++++ Dataset ++++
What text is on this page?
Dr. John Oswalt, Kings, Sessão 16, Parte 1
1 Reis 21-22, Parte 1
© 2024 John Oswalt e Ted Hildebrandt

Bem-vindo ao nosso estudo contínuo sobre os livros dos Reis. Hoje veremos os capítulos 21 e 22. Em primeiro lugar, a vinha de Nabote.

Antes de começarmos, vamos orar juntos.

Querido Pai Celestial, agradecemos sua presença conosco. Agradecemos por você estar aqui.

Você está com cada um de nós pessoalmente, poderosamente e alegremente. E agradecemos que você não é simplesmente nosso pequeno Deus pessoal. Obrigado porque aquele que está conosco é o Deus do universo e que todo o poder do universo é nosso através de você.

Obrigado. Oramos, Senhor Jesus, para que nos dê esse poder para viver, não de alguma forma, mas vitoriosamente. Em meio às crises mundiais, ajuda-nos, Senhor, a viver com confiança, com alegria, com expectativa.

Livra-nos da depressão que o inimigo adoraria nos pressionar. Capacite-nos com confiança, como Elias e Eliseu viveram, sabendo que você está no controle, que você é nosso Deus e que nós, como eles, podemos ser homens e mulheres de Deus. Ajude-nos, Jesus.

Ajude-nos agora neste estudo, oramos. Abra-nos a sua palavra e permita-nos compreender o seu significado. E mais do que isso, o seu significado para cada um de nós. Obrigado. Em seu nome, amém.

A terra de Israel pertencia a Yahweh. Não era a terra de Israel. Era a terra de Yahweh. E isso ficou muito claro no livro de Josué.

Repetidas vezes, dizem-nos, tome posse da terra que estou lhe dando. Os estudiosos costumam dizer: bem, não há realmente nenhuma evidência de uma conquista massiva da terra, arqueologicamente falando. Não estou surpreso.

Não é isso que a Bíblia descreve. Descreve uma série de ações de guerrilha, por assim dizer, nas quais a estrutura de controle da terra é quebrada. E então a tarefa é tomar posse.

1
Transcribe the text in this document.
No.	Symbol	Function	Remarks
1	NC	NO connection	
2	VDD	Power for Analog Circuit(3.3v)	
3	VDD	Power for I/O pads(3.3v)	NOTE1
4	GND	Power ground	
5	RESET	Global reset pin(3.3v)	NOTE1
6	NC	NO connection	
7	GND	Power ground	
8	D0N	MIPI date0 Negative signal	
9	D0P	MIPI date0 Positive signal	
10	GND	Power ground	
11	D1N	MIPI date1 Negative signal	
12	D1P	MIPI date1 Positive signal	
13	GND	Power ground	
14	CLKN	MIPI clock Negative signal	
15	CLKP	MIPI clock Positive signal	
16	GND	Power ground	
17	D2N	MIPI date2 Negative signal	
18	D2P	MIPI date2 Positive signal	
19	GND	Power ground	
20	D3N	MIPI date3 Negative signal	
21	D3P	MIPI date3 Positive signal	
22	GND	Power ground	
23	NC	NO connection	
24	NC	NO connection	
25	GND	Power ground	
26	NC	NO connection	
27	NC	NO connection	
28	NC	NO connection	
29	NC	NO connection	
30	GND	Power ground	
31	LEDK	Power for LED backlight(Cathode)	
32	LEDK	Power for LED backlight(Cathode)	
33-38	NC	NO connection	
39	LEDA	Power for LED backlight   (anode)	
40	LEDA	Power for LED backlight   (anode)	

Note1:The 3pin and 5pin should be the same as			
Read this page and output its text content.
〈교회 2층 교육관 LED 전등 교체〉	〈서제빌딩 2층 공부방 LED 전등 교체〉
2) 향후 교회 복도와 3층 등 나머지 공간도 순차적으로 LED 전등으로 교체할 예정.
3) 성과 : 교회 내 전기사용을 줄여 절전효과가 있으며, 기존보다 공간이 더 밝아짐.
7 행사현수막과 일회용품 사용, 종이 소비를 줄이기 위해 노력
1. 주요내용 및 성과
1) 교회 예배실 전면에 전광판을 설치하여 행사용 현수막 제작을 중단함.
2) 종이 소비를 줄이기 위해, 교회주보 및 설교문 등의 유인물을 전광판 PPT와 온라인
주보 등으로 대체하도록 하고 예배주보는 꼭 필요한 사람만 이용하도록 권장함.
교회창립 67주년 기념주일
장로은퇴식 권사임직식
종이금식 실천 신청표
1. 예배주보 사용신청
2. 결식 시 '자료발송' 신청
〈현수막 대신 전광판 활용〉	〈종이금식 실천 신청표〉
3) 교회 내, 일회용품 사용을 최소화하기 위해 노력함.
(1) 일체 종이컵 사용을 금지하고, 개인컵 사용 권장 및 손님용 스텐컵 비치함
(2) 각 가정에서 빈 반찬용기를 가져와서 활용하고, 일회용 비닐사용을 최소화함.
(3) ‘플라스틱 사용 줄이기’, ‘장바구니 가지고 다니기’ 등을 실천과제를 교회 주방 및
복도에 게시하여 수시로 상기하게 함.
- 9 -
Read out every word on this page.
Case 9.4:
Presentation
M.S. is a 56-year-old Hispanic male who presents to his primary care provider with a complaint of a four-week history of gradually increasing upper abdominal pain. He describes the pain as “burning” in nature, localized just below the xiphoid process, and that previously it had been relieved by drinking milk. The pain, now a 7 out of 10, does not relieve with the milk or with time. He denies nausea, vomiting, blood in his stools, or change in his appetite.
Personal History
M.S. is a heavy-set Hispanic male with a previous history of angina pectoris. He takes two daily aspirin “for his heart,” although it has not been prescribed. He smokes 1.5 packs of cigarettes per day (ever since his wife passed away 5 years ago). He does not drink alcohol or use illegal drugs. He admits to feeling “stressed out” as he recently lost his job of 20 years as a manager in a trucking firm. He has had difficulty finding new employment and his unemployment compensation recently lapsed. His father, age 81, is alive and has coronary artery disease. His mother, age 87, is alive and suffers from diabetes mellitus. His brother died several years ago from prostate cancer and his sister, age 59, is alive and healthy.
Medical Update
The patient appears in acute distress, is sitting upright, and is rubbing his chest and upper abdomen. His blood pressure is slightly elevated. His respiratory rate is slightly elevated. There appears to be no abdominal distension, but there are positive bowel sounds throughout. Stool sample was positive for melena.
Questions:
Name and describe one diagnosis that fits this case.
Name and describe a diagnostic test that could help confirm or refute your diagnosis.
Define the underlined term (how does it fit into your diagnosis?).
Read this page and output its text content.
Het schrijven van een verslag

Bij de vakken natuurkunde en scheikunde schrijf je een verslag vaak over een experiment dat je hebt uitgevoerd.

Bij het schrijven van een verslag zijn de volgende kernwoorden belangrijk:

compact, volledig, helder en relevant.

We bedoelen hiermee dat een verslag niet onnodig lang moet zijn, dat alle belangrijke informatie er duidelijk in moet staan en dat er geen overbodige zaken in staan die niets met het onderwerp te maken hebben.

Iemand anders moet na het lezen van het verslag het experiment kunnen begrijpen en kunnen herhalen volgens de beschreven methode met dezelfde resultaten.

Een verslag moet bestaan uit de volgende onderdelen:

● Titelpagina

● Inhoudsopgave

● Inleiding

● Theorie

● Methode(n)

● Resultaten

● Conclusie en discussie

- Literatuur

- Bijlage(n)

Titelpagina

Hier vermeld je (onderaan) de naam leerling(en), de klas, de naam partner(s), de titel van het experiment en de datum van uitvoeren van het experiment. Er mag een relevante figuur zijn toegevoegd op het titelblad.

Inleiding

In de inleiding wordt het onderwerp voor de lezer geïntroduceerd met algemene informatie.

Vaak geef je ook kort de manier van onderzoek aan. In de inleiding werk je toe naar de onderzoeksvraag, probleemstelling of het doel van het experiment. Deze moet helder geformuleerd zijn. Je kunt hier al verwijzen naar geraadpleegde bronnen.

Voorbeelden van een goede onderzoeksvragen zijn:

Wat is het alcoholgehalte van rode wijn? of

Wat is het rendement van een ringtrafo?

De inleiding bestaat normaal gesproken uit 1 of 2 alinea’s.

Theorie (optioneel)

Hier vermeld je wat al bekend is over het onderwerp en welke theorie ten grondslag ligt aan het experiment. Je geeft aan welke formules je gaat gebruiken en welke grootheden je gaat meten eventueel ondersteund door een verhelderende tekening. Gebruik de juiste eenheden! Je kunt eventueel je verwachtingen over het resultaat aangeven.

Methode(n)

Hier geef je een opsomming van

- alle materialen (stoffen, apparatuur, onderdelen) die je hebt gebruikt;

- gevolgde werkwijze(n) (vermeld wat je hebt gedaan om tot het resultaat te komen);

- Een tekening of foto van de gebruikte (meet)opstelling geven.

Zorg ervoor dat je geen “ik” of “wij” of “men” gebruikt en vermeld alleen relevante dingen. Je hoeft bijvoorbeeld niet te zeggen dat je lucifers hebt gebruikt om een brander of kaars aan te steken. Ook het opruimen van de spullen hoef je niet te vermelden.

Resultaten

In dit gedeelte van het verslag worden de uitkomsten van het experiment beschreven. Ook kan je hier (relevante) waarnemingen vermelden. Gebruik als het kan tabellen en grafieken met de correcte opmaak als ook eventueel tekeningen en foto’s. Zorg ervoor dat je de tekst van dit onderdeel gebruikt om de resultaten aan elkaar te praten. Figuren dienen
++++
Problem requirements: Note each line of the entries that has "your" in it, and copy those lines.

Task solution:
Name and describe a diagnostic test that could help confirm or refute your diagnosis.
Define the underlined term (how does it fit into your diagnosis?).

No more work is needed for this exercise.